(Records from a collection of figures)
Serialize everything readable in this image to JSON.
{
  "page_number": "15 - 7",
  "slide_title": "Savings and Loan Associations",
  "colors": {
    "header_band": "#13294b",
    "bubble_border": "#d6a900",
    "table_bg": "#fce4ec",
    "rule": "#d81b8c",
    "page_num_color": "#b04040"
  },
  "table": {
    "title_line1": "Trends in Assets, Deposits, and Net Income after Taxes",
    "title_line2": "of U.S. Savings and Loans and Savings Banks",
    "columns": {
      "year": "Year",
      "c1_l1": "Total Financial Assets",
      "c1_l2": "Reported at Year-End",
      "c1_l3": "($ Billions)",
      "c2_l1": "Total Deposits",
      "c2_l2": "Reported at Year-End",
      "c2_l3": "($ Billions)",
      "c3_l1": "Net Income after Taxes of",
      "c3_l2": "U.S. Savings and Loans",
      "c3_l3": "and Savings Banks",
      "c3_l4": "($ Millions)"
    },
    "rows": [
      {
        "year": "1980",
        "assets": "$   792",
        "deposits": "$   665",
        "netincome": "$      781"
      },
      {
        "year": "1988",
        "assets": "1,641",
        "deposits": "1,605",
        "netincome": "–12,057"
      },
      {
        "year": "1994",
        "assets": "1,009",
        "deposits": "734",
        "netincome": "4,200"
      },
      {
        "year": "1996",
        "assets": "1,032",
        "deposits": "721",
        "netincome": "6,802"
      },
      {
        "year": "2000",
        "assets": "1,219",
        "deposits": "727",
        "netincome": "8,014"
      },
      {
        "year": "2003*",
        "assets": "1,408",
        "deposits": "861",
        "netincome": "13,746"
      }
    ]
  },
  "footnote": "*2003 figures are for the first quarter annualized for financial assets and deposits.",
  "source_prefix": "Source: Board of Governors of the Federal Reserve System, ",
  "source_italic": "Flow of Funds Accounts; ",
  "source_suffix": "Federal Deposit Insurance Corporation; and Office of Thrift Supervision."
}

**What to work on:** What is the number of lines above that contain the string "Savings"? Answer with the number alone.

**The output:** 4